EXERCISE GOAL: Rewrite every line of the listing below, swapping "interactable" for "clickable" wherever it appears and keeping everything else unchanged.

--- begin SUPPLIED DATA ---

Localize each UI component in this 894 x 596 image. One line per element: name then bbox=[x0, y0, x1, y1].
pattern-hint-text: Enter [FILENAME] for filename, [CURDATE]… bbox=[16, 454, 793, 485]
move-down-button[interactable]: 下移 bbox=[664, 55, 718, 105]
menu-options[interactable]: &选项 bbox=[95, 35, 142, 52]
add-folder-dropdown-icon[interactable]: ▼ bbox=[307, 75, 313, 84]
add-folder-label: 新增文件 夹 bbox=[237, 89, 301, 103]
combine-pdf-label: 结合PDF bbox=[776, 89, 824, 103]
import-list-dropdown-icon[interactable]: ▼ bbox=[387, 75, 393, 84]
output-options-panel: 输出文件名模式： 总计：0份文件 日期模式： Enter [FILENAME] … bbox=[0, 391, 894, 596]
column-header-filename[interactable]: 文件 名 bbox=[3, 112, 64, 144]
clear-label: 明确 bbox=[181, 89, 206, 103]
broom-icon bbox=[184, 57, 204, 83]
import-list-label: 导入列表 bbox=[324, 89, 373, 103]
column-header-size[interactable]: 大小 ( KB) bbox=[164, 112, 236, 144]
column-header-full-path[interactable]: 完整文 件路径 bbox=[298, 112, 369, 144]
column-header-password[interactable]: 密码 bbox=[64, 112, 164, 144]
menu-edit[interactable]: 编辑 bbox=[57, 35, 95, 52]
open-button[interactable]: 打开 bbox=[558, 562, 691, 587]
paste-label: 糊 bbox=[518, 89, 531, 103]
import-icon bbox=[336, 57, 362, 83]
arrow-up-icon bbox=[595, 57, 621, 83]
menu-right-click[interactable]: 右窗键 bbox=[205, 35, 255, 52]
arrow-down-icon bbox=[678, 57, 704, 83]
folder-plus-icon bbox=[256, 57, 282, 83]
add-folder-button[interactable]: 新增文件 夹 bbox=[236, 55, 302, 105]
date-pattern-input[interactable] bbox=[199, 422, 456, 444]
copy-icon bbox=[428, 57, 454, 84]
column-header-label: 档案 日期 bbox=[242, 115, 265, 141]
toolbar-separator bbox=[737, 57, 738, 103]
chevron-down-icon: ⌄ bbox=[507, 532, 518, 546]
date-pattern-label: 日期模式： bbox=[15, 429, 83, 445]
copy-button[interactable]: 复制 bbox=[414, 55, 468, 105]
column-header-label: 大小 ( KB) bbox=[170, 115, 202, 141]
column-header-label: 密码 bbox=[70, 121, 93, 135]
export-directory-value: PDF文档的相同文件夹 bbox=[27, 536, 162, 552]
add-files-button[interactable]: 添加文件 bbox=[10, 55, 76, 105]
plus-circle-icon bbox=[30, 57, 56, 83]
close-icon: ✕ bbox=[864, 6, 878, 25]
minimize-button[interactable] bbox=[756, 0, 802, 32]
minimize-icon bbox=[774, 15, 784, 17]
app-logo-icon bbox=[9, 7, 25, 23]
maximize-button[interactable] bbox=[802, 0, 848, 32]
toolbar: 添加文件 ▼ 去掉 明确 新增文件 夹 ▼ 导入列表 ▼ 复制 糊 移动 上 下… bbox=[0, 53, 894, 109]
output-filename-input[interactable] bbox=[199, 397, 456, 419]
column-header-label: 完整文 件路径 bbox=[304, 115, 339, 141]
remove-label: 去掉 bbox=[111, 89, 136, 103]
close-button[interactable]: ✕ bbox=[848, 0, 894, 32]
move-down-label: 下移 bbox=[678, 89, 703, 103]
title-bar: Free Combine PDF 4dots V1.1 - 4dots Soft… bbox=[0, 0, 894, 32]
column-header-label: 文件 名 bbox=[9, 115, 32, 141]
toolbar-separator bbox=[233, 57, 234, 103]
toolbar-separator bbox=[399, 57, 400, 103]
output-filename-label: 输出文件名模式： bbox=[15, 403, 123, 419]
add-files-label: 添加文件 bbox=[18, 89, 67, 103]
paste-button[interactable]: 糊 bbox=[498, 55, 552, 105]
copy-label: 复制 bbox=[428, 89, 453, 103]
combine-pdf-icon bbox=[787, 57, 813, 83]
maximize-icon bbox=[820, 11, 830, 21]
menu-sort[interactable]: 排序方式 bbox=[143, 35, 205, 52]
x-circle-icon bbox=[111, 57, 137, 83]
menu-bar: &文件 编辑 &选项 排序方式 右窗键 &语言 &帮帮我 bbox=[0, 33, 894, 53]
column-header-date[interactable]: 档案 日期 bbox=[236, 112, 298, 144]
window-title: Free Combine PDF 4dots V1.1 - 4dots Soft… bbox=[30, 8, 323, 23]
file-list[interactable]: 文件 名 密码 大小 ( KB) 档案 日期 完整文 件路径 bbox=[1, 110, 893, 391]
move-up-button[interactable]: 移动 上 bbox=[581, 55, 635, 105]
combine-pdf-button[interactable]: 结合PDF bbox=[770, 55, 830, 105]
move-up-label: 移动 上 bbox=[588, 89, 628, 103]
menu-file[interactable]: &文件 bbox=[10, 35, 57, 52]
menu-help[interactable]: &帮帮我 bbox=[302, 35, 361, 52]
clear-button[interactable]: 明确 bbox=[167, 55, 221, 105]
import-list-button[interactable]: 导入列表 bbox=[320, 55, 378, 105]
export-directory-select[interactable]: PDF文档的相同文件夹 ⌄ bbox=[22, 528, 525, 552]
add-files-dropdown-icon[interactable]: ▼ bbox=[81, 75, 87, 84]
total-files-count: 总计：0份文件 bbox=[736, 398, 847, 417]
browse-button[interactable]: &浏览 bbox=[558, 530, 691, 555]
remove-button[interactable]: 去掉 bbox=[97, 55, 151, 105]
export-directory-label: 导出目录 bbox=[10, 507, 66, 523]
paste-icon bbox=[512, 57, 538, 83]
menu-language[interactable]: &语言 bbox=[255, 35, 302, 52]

--- end SUPPLIED DATA ---

THE SOLUTION:
Localize each UI component in this 894 x 596 image. One line per element: name then bbox=[x0, y0, x1, y1].
pattern-hint-text: Enter [FILENAME] for filename, [CURDATE]… bbox=[16, 454, 793, 485]
move-down-button[clickable]: 下移 bbox=[664, 55, 718, 105]
menu-options[clickable]: &选项 bbox=[95, 35, 142, 52]
add-folder-dropdown-icon[clickable]: ▼ bbox=[307, 75, 313, 84]
add-folder-label: 新增文件 夹 bbox=[237, 89, 301, 103]
combine-pdf-label: 结合PDF bbox=[776, 89, 824, 103]
import-list-dropdown-icon[clickable]: ▼ bbox=[387, 75, 393, 84]
output-options-panel: 输出文件名模式： 总计：0份文件 日期模式： Enter [FILENAME] … bbox=[0, 391, 894, 596]
column-header-filename[clickable]: 文件 名 bbox=[3, 112, 64, 144]
clear-label: 明确 bbox=[181, 89, 206, 103]
broom-icon bbox=[184, 57, 204, 83]
import-list-label: 导入列表 bbox=[324, 89, 373, 103]
column-header-size[clickable]: 大小 ( KB) bbox=[164, 112, 236, 144]
column-header-full-path[clickable]: 完整文 件路径 bbox=[298, 112, 369, 144]
column-header-password[clickable]: 密码 bbox=[64, 112, 164, 144]
menu-edit[clickable]: 编辑 bbox=[57, 35, 95, 52]
open-button[clickable]: 打开 bbox=[558, 562, 691, 587]
paste-label: 糊 bbox=[518, 89, 531, 103]
import-icon bbox=[336, 57, 362, 83]
arrow-up-icon bbox=[595, 57, 621, 83]
menu-right-click[clickable]: 右窗键 bbox=[205, 35, 255, 52]
arrow-down-icon bbox=[678, 57, 704, 83]
folder-plus-icon bbox=[256, 57, 282, 83]
add-folder-button[clickable]: 新增文件 夹 bbox=[236, 55, 302, 105]
date-pattern-input[clickable] bbox=[199, 422, 456, 444]
copy-icon bbox=[428, 57, 454, 84]
column-header-label: 档案 日期 bbox=[242, 115, 265, 141]
toolbar-separator bbox=[737, 57, 738, 103]
chevron-down-icon: ⌄ bbox=[507, 532, 518, 546]
date-pattern-label: 日期模式： bbox=[15, 429, 83, 445]
copy-button[clickable]: 复制 bbox=[414, 55, 468, 105]
column-header-label: 大小 ( KB) bbox=[170, 115, 202, 141]
column-header-label: 密码 bbox=[70, 121, 93, 135]
export-directory-value: PDF文档的相同文件夹 bbox=[27, 536, 162, 552]
add-files-button[clickable]: 添加文件 bbox=[10, 55, 76, 105]
plus-circle-icon bbox=[30, 57, 56, 83]
close-icon: ✕ bbox=[864, 6, 878, 25]
minimize-button[clickable] bbox=[756, 0, 802, 32]
minimize-icon bbox=[774, 15, 784, 17]
app-logo-icon bbox=[9, 7, 25, 23]
maximize-button[clickable] bbox=[802, 0, 848, 32]
toolbar: 添加文件 ▼ 去掉 明确 新增文件 夹 ▼ 导入列表 ▼ 复制 糊 移动 上 下… bbox=[0, 53, 894, 109]
output-filename-input[clickable] bbox=[199, 397, 456, 419]
column-header-label: 完整文 件路径 bbox=[304, 115, 339, 141]
remove-label: 去掉 bbox=[111, 89, 136, 103]
close-button[clickable]: ✕ bbox=[848, 0, 894, 32]
move-down-label: 下移 bbox=[678, 89, 703, 103]
title-bar: Free Combine PDF 4dots V1.1 - 4dots Soft… bbox=[0, 0, 894, 32]
column-header-label: 文件 名 bbox=[9, 115, 32, 141]
toolbar-separator bbox=[233, 57, 234, 103]
toolbar-separator bbox=[399, 57, 400, 103]
output-filename-label: 输出文件名模式： bbox=[15, 403, 123, 419]
add-files-label: 添加文件 bbox=[18, 89, 67, 103]
paste-button[clickable]: 糊 bbox=[498, 55, 552, 105]
copy-label: 复制 bbox=[428, 89, 453, 103]
combine-pdf-icon bbox=[787, 57, 813, 83]
maximize-icon bbox=[820, 11, 830, 21]
menu-sort[clickable]: 排序方式 bbox=[143, 35, 205, 52]
x-circle-icon bbox=[111, 57, 137, 83]
menu-bar: &文件 编辑 &选项 排序方式 右窗键 &语言 &帮帮我 bbox=[0, 33, 894, 53]
column-header-date[clickable]: 档案 日期 bbox=[236, 112, 298, 144]
window-title: Free Combine PDF 4dots V1.1 - 4dots Soft… bbox=[30, 8, 323, 23]
file-list[clickable]: 文件 名 密码 大小 ( KB) 档案 日期 完整文 件路径 bbox=[1, 110, 893, 391]
move-up-button[clickable]: 移动 上 bbox=[581, 55, 635, 105]
combine-pdf-button[clickable]: 结合PDF bbox=[770, 55, 830, 105]
move-up-label: 移动 上 bbox=[588, 89, 628, 103]
menu-file[clickable]: &文件 bbox=[10, 35, 57, 52]
menu-help[clickable]: &帮帮我 bbox=[302, 35, 361, 52]
clear-button[clickable]: 明确 bbox=[167, 55, 221, 105]
import-list-button[clickable]: 导入列表 bbox=[320, 55, 378, 105]
export-directory-select[clickable]: PDF文档的相同文件夹 ⌄ bbox=[22, 528, 525, 552]
add-files-dropdown-icon[clickable]: ▼ bbox=[81, 75, 87, 84]
total-files-count: 总计：0份文件 bbox=[736, 398, 847, 417]
browse-button[clickable]: &浏览 bbox=[558, 530, 691, 555]
remove-button[clickable]: 去掉 bbox=[97, 55, 151, 105]
export-directory-label: 导出目录 bbox=[10, 507, 66, 523]
paste-icon bbox=[512, 57, 538, 83]
menu-language[clickable]: &语言 bbox=[255, 35, 302, 52]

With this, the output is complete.